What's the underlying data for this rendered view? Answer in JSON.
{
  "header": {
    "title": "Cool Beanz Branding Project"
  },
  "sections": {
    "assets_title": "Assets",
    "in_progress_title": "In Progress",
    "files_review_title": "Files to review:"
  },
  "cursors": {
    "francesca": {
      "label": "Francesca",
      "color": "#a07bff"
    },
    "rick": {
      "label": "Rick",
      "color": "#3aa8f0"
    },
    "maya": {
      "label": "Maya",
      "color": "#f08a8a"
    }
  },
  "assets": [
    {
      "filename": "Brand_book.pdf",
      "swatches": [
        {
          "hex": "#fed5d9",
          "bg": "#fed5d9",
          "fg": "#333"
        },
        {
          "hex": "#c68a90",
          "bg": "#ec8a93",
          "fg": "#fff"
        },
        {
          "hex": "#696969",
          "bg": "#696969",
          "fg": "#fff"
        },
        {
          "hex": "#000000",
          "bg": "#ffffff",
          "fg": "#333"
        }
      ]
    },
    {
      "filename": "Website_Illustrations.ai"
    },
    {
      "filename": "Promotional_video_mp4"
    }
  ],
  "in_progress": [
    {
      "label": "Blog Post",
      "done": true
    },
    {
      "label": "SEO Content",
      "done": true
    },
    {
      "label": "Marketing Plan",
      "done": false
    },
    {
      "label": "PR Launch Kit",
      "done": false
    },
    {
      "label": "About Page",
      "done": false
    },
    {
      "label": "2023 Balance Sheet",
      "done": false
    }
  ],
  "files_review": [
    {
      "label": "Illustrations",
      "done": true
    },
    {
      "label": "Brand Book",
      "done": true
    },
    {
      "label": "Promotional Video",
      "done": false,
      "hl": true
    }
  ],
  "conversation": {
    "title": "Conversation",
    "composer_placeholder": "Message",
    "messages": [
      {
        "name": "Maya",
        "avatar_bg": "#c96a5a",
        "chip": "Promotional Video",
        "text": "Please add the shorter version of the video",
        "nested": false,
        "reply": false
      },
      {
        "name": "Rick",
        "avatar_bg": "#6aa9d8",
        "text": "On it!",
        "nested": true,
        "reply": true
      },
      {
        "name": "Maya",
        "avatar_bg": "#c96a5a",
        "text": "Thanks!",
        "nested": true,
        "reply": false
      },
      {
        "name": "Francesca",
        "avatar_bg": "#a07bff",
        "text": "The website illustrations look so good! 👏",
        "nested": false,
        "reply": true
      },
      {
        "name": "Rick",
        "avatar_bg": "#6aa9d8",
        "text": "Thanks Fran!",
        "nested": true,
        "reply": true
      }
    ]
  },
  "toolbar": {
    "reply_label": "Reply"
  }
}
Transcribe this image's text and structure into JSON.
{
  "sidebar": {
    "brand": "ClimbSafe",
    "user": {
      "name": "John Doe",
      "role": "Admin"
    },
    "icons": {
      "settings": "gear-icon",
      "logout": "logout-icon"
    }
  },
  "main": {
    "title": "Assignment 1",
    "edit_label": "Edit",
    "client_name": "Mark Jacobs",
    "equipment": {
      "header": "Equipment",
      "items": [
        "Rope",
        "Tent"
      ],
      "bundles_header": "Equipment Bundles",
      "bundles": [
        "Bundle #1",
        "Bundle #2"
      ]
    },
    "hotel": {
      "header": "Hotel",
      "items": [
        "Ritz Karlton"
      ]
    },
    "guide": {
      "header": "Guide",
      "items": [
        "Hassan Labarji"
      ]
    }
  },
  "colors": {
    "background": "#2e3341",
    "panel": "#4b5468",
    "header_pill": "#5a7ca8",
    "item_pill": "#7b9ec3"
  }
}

:::

▶ Given task
Copy all data exactly, start to finish.

▶ Result for this task
What's the underlying data for this rendered view? Answer in JSON.
{
  "header": {
    "title": "Cool Beanz Branding Project"
  },
  "sections": {
    "assets_title": "Assets",
    "in_progress_title": "In Progress",
    "files_review_title": "Files to review:"
  },
  "cursors": {
    "francesca": {
      "label": "Francesca",
      "color": "#a07bff"
    },
    "rick": {
      "label": "Rick",
      "color": "#3aa8f0"
    },
    "maya": {
      "label": "Maya",
      "color": "#f08a8a"
    }
  },
  "assets": [
    {
      "filename": "Brand_book.pdf",
      "swatches": [
        {
          "hex": "#fed5d9",
          "bg": "#fed5d9",
          "fg": "#333"
        },
        {
          "hex": "#c68a90",
          "bg": "#ec8a93",
          "fg": "#fff"
        },
        {
          "hex": "#696969",
          "bg": "#696969",
          "fg": "#fff"
        },
        {
          "hex": "#000000",
          "bg": "#ffffff",
          "fg": "#333"
        }
      ]
    },
    {
      "filename": "Website_Illustrations.ai"
    },
    {
      "filename": "Promotional_video_mp4"
    }
  ],
  "in_progress": [
    {
      "label": "Blog Post",
      "done": true
    },
    {
      "label": "SEO Content",
      "done": true
    },
    {
      "label": "Marketing Plan",
      "done": false
    },
    {
      "label": "PR Launch Kit",
      "done": false
    },
    {
      "label": "About Page",
      "done": false
    },
    {
      "label": "2023 Balance Sheet",
      "done": false
    }
  ],
  "files_review": [
    {
      "label": "Illustrations",
      "done": true
    },
    {
      "label": "Brand Book",
      "done": true
    },
    {
      "label": "Promotional Video",
      "done": false,
      "hl": true
    }
  ],
  "conversation": {
    "title": "Conversation",
    "composer_placeholder": "Message",
    "messages": [
      {
        "name": "Maya",
        "avatar_bg": "#c96a5a",
        "chip": "Promotional Video",
        "text": "Please add the shorter version of the video",
        "nested": false,
        "reply": false
      },
      {
        "name": "Rick",
        "avatar_bg": "#6aa9d8",
        "text": "On it!",
        "nested": true,
        "reply": true
      },
      {
        "name": "Maya",
        "avatar_bg": "#c96a5a",
        "text": "Thanks!",
        "nested": true,
        "reply": false
      },
      {
        "name": "Francesca",
        "avatar_bg": "#a07bff",
        "text": "The website illustrations look so good! 👏",
        "nested": false,
        "reply": true
      },
      {
        "name": "Rick",
        "avatar_bg": "#6aa9d8",
        "text": "Thanks Fran!",
        "nested": true,
        "reply": true
      }
    ]
  },
  "toolbar": {
    "reply_label": "Reply"
  }
}
Transcribe this image's text and structure into JSON.
{
  "sidebar": {
    "brand": "ClimbSafe",
    "user": {
      "name": "John Doe",
      "role": "Admin"
    },
    "icons": {
      "settings": "gear-icon",
      "logout": "logout-icon"
    }
  },
  "main": {
    "title": "Assignment 1",
    "edit_label": "Edit",
    "client_name": "Mark Jacobs",
    "equipment": {
      "header": "Equipment",
      "items": [
        "Rope",
        "Tent"
      ],
      "bundles_header": "Equipment Bundles",
      "bundles": [
        "Bundle #1",
        "Bundle #2"
      ]
    },
    "hotel": {
      "header": "Hotel",
      "items": [
        "Ritz Karlton"
      ]
    },
    "guide": {
      "header": "Guide",
      "items": [
        "Hassan Labarji"
      ]
    }
  },
  "colors": {
    "background": "#2e3341",
    "panel": "#4b5468",
    "header_pill": "#5a7ca8",
    "item_pill": "#7b9ec3"
  }
}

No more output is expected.